> [EXERCISE BRIEF]
Copy each of the rows below word for word, leaving every line unchanged.

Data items
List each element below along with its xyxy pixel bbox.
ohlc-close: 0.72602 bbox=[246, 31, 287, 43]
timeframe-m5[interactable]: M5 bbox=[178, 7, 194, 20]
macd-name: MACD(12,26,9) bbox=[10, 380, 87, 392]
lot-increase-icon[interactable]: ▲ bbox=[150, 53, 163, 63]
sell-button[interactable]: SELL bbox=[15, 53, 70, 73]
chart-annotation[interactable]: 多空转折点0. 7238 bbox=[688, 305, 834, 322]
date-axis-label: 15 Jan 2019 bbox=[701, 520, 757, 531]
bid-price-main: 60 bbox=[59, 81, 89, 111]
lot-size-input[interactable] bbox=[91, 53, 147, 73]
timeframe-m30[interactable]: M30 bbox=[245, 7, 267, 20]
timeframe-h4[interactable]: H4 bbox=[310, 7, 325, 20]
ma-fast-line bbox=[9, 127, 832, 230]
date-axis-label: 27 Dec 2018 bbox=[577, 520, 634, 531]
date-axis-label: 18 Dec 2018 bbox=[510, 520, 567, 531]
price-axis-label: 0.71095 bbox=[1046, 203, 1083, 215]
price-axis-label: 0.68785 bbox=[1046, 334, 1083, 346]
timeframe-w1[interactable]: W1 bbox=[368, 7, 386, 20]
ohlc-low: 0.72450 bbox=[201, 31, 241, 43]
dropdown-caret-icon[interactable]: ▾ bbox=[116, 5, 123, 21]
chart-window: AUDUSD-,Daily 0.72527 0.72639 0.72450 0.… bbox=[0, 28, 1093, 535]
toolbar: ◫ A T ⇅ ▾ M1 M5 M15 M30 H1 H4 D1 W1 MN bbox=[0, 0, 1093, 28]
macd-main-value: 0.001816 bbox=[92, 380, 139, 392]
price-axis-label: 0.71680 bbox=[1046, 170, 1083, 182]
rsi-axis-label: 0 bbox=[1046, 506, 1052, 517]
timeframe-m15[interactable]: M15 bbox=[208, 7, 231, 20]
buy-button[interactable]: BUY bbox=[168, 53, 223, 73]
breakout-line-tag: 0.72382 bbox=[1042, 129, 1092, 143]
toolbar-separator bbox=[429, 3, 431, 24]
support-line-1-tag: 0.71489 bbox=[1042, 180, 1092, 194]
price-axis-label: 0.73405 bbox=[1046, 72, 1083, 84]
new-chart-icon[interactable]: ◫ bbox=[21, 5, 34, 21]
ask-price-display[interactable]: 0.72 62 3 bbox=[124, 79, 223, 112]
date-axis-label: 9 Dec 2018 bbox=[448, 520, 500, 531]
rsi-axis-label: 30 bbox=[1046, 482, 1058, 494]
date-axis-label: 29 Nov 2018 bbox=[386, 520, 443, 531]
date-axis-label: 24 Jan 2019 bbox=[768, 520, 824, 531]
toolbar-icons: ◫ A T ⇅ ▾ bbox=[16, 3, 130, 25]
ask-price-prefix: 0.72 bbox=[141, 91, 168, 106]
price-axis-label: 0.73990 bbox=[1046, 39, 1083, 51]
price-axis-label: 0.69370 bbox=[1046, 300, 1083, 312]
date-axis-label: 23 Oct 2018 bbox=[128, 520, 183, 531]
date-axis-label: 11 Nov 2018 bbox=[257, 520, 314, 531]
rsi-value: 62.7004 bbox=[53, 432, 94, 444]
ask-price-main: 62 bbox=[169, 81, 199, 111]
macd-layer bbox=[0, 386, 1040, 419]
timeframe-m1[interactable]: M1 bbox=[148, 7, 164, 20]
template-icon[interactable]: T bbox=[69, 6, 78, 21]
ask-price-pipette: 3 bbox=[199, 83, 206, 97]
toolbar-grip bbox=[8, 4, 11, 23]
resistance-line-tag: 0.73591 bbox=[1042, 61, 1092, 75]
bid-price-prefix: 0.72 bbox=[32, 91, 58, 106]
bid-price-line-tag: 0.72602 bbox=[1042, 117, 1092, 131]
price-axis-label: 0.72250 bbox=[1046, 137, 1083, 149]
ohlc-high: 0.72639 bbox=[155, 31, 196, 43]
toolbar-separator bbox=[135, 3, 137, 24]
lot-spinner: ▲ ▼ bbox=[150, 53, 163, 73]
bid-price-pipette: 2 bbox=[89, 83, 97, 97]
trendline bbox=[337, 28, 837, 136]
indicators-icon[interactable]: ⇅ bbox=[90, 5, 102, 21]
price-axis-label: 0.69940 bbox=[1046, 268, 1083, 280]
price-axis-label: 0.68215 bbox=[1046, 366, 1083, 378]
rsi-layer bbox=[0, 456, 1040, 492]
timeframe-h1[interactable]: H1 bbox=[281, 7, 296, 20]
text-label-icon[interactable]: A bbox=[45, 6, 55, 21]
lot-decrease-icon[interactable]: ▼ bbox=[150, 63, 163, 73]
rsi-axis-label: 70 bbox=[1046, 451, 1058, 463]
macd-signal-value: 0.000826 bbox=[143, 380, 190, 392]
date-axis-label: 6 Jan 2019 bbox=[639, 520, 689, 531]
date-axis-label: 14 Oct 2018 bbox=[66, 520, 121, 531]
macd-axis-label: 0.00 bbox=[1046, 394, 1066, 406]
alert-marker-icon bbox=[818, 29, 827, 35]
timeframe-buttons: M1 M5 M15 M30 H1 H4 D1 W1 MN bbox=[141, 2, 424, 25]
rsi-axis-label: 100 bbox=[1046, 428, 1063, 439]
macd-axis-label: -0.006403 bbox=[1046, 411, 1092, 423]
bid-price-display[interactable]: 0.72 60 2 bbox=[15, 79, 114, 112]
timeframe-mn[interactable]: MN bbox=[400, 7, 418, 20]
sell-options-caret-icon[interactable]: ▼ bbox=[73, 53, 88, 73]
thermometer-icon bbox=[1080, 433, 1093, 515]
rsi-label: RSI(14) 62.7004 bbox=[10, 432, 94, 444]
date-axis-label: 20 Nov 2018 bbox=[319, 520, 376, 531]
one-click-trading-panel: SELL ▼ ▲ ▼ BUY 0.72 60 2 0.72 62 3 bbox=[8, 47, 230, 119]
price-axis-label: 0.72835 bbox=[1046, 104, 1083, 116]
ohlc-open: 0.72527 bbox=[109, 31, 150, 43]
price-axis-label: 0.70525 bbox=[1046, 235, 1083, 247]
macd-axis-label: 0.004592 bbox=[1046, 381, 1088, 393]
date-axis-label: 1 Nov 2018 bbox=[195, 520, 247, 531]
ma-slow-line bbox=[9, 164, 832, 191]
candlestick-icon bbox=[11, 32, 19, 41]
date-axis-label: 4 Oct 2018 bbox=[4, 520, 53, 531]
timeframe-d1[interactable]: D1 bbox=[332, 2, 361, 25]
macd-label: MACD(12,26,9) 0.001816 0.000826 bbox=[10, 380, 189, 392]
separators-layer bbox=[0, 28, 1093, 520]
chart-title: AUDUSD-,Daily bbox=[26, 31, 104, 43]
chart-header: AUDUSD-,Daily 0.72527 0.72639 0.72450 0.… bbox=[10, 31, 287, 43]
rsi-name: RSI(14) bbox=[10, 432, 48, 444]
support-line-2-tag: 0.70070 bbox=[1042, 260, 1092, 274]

> [CORRECT RESPONSE]
List each element below along with its xyxy pixel bbox.
ohlc-close: 0.72602 bbox=[246, 31, 287, 43]
timeframe-m5[interactable]: M5 bbox=[178, 7, 194, 20]
macd-name: MACD(12,26,9) bbox=[10, 380, 87, 392]
lot-increase-icon[interactable]: ▲ bbox=[150, 53, 163, 63]
sell-button[interactable]: SELL bbox=[15, 53, 70, 73]
chart-annotation[interactable]: 多空转折点0. 7238 bbox=[688, 305, 834, 322]
date-axis-label: 15 Jan 2019 bbox=[701, 520, 757, 531]
bid-price-main: 60 bbox=[59, 81, 89, 111]
lot-size-input[interactable] bbox=[91, 53, 147, 73]
timeframe-m30[interactable]: M30 bbox=[245, 7, 267, 20]
timeframe-h4[interactable]: H4 bbox=[310, 7, 325, 20]
ma-fast-line bbox=[9, 127, 832, 230]
date-axis-label: 27 Dec 2018 bbox=[577, 520, 634, 531]
date-axis-label: 18 Dec 2018 bbox=[510, 520, 567, 531]
price-axis-label: 0.71095 bbox=[1046, 203, 1083, 215]
price-axis-label: 0.68785 bbox=[1046, 334, 1083, 346]
timeframe-w1[interactable]: W1 bbox=[368, 7, 386, 20]
ohlc-low: 0.72450 bbox=[201, 31, 241, 43]
dropdown-caret-icon[interactable]: ▾ bbox=[116, 5, 123, 21]
chart-window: AUDUSD-,Daily 0.72527 0.72639 0.72450 0.… bbox=[0, 28, 1093, 535]
toolbar: ◫ A T ⇅ ▾ M1 M5 M15 M30 H1 H4 D1 W1 MN bbox=[0, 0, 1093, 28]
macd-main-value: 0.001816 bbox=[92, 380, 139, 392]
price-axis-label: 0.71680 bbox=[1046, 170, 1083, 182]
rsi-axis-label: 0 bbox=[1046, 506, 1052, 517]
timeframe-m15[interactable]: M15 bbox=[208, 7, 231, 20]
buy-button[interactable]: BUY bbox=[168, 53, 223, 73]
breakout-line-tag: 0.72382 bbox=[1042, 129, 1092, 143]
toolbar-separator bbox=[429, 3, 431, 24]
support-line-1-tag: 0.71489 bbox=[1042, 180, 1092, 194]
price-axis-label: 0.73405 bbox=[1046, 72, 1083, 84]
new-chart-icon[interactable]: ◫ bbox=[21, 5, 34, 21]
ask-price-display[interactable]: 0.72 62 3 bbox=[124, 79, 223, 112]
date-axis-label: 9 Dec 2018 bbox=[448, 520, 500, 531]
rsi-axis-label: 30 bbox=[1046, 482, 1058, 494]
date-axis-label: 29 Nov 2018 bbox=[386, 520, 443, 531]
date-axis-label: 24 Jan 2019 bbox=[768, 520, 824, 531]
toolbar-icons: ◫ A T ⇅ ▾ bbox=[16, 3, 130, 25]
ask-price-prefix: 0.72 bbox=[141, 91, 168, 106]
price-axis-label: 0.73990 bbox=[1046, 39, 1083, 51]
price-axis-label: 0.69370 bbox=[1046, 300, 1083, 312]
date-axis-label: 23 Oct 2018 bbox=[128, 520, 183, 531]
date-axis-label: 11 Nov 2018 bbox=[257, 520, 314, 531]
rsi-value: 62.7004 bbox=[53, 432, 94, 444]
ask-price-main: 62 bbox=[169, 81, 199, 111]
macd-layer bbox=[0, 386, 1040, 419]
timeframe-m1[interactable]: M1 bbox=[148, 7, 164, 20]
template-icon[interactable]: T bbox=[69, 6, 78, 21]
ask-price-pipette: 3 bbox=[199, 83, 206, 97]
toolbar-grip bbox=[8, 4, 11, 23]
resistance-line-tag: 0.73591 bbox=[1042, 61, 1092, 75]
bid-price-prefix: 0.72 bbox=[32, 91, 58, 106]
bid-price-line-tag: 0.72602 bbox=[1042, 117, 1092, 131]
price-axis-label: 0.72250 bbox=[1046, 137, 1083, 149]
ohlc-high: 0.72639 bbox=[155, 31, 196, 43]
toolbar-separator bbox=[135, 3, 137, 24]
lot-spinner: ▲ ▼ bbox=[150, 53, 163, 73]
bid-price-pipette: 2 bbox=[89, 83, 97, 97]
trendline bbox=[337, 28, 837, 136]
indicators-icon[interactable]: ⇅ bbox=[90, 5, 102, 21]
price-axis-label: 0.69940 bbox=[1046, 268, 1083, 280]
price-axis-label: 0.68215 bbox=[1046, 366, 1083, 378]
rsi-layer bbox=[0, 456, 1040, 492]
timeframe-h1[interactable]: H1 bbox=[281, 7, 296, 20]
text-label-icon[interactable]: A bbox=[45, 6, 55, 21]
lot-decrease-icon[interactable]: ▼ bbox=[150, 63, 163, 73]
rsi-axis-label: 70 bbox=[1046, 451, 1058, 463]
macd-signal-value: 0.000826 bbox=[143, 380, 190, 392]
date-axis-label: 6 Jan 2019 bbox=[639, 520, 689, 531]
date-axis-label: 14 Oct 2018 bbox=[66, 520, 121, 531]
macd-axis-label: 0.00 bbox=[1046, 394, 1066, 406]
alert-marker-icon bbox=[818, 29, 827, 35]
timeframe-buttons: M1 M5 M15 M30 H1 H4 D1 W1 MN bbox=[141, 2, 424, 25]
rsi-axis-label: 100 bbox=[1046, 428, 1063, 439]
macd-axis-label: -0.006403 bbox=[1046, 411, 1092, 423]
bid-price-display[interactable]: 0.72 60 2 bbox=[15, 79, 114, 112]
timeframe-mn[interactable]: MN bbox=[400, 7, 418, 20]
sell-options-caret-icon[interactable]: ▼ bbox=[73, 53, 88, 73]
thermometer-icon bbox=[1080, 433, 1093, 515]
rsi-label: RSI(14) 62.7004 bbox=[10, 432, 94, 444]
date-axis-label: 20 Nov 2018 bbox=[319, 520, 376, 531]
one-click-trading-panel: SELL ▼ ▲ ▼ BUY 0.72 60 2 0.72 62 3 bbox=[8, 47, 230, 119]
price-axis-label: 0.72835 bbox=[1046, 104, 1083, 116]
ohlc-open: 0.72527 bbox=[109, 31, 150, 43]
price-axis-label: 0.70525 bbox=[1046, 235, 1083, 247]
macd-axis-label: 0.004592 bbox=[1046, 381, 1088, 393]
date-axis-label: 1 Nov 2018 bbox=[195, 520, 247, 531]
ma-slow-line bbox=[9, 164, 832, 191]
candlestick-icon bbox=[11, 32, 19, 41]
date-axis-label: 4 Oct 2018 bbox=[4, 520, 53, 531]
timeframe-d1[interactable]: D1 bbox=[332, 2, 361, 25]
macd-label: MACD(12,26,9) 0.001816 0.000826 bbox=[10, 380, 189, 392]
separators-layer bbox=[0, 28, 1093, 520]
chart-title: AUDUSD-,Daily bbox=[26, 31, 104, 43]
chart-header: AUDUSD-,Daily 0.72527 0.72639 0.72450 0.… bbox=[10, 31, 287, 43]
rsi-name: RSI(14) bbox=[10, 432, 48, 444]
support-line-2-tag: 0.70070 bbox=[1042, 260, 1092, 274]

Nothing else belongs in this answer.